▶ [Job]:
Output the listing below verbatim, every line of it, with no changes.
=== Excerpted records ===
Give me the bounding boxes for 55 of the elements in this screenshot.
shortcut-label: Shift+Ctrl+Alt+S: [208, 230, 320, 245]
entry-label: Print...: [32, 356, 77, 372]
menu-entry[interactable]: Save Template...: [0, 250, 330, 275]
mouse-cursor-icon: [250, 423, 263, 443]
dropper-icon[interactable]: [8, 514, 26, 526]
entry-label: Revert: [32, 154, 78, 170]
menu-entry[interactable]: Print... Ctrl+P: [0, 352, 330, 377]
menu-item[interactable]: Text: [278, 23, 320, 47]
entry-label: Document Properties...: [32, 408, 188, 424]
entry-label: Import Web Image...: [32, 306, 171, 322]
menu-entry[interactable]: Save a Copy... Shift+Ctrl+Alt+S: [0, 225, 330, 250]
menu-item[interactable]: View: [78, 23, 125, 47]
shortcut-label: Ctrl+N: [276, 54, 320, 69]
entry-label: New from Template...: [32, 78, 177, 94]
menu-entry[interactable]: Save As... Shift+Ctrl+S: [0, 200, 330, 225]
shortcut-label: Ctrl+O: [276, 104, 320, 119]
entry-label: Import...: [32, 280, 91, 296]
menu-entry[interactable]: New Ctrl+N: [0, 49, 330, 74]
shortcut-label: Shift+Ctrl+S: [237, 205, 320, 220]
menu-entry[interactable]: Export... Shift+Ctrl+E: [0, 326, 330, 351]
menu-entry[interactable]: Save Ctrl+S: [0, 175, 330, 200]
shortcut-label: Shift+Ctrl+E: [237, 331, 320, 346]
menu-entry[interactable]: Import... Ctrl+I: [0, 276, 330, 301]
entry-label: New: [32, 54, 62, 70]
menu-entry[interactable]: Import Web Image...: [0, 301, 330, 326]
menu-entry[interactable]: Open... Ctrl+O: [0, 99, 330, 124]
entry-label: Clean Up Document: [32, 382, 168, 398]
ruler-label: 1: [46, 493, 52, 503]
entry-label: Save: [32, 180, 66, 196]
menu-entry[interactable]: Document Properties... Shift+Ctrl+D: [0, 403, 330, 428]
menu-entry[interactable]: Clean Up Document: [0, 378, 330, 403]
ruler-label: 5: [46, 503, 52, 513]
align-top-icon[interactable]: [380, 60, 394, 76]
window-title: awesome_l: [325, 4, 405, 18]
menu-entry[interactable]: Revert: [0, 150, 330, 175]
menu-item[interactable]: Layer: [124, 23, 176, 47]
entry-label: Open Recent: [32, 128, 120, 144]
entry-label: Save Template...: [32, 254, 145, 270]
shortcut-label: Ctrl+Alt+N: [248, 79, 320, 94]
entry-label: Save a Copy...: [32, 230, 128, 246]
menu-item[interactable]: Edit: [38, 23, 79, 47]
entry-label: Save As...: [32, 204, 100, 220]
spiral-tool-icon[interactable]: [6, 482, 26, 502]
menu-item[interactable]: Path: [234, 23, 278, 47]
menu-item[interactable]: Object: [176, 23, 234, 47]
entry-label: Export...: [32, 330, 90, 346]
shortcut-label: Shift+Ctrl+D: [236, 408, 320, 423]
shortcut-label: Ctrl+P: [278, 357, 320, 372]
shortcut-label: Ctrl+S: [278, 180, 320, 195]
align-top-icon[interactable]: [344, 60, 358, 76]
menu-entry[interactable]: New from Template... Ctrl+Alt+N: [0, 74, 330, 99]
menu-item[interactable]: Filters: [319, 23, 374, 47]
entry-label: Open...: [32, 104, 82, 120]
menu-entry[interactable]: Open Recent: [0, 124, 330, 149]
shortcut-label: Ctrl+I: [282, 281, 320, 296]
===
▶ [Output for this exercise]:
Give me the bounding boxes for 55 of the elements in this screenshot.
shortcut-label: Shift+Ctrl+Alt+S: [208, 230, 320, 245]
entry-label: Print...: [32, 356, 77, 372]
menu-entry[interactable]: Save Template...: [0, 250, 330, 275]
mouse-cursor-icon: [250, 423, 263, 443]
dropper-icon[interactable]: [8, 514, 26, 526]
entry-label: Revert: [32, 154, 78, 170]
menu-entry[interactable]: Print... Ctrl+P: [0, 352, 330, 377]
menu-item[interactable]: Text: [278, 23, 320, 47]
entry-label: Document Properties...: [32, 408, 188, 424]
entry-label: Import Web Image...: [32, 306, 171, 322]
menu-entry[interactable]: Save a Copy... Shift+Ctrl+Alt+S: [0, 225, 330, 250]
menu-item[interactable]: View: [78, 23, 125, 47]
shortcut-label: Ctrl+N: [276, 54, 320, 69]
entry-label: New from Template...: [32, 78, 177, 94]
menu-entry[interactable]: Save As... Shift+Ctrl+S: [0, 200, 330, 225]
shortcut-label: Ctrl+O: [276, 104, 320, 119]
entry-label: Import...: [32, 280, 91, 296]
menu-entry[interactable]: New Ctrl+N: [0, 49, 330, 74]
shortcut-label: Shift+Ctrl+S: [237, 205, 320, 220]
menu-entry[interactable]: Export... Shift+Ctrl+E: [0, 326, 330, 351]
menu-entry[interactable]: Save Ctrl+S: [0, 175, 330, 200]
shortcut-label: Shift+Ctrl+E: [237, 331, 320, 346]
menu-entry[interactable]: Import... Ctrl+I: [0, 276, 330, 301]
entry-label: New: [32, 54, 62, 70]
menu-entry[interactable]: Import Web Image...: [0, 301, 330, 326]
menu-entry[interactable]: Open... Ctrl+O: [0, 99, 330, 124]
entry-label: Clean Up Document: [32, 382, 168, 398]
ruler-label: 1: [46, 493, 52, 503]
entry-label: Save: [32, 180, 66, 196]
menu-entry[interactable]: Document Properties... Shift+Ctrl+D: [0, 403, 330, 428]
menu-entry[interactable]: Clean Up Document: [0, 378, 330, 403]
ruler-label: 5: [46, 503, 52, 513]
align-top-icon[interactable]: [380, 60, 394, 76]
window-title: awesome_l: [325, 4, 405, 18]
menu-entry[interactable]: Revert: [0, 150, 330, 175]
menu-item[interactable]: Layer: [124, 23, 176, 47]
entry-label: Open Recent: [32, 128, 120, 144]
entry-label: Save Template...: [32, 254, 145, 270]
shortcut-label: Ctrl+Alt+N: [248, 79, 320, 94]
entry-label: Save a Copy...: [32, 230, 128, 246]
menu-item[interactable]: Edit: [38, 23, 79, 47]
entry-label: Save As...: [32, 204, 100, 220]
spiral-tool-icon[interactable]: [6, 482, 26, 502]
menu-item[interactable]: Path: [234, 23, 278, 47]
menu-item[interactable]: Object: [176, 23, 234, 47]
entry-label: Export...: [32, 330, 90, 346]
shortcut-label: Shift+Ctrl+D: [236, 408, 320, 423]
shortcut-label: Ctrl+P: [278, 357, 320, 372]
shortcut-label: Ctrl+S: [278, 180, 320, 195]
align-top-icon[interactable]: [344, 60, 358, 76]
menu-entry[interactable]: New from Template... Ctrl+Alt+N: [0, 74, 330, 99]
menu-item[interactable]: Filters: [319, 23, 374, 47]
entry-label: Open...: [32, 104, 82, 120]
menu-entry[interactable]: Open Recent: [0, 124, 330, 149]
shortcut-label: Ctrl+I: [282, 281, 320, 296]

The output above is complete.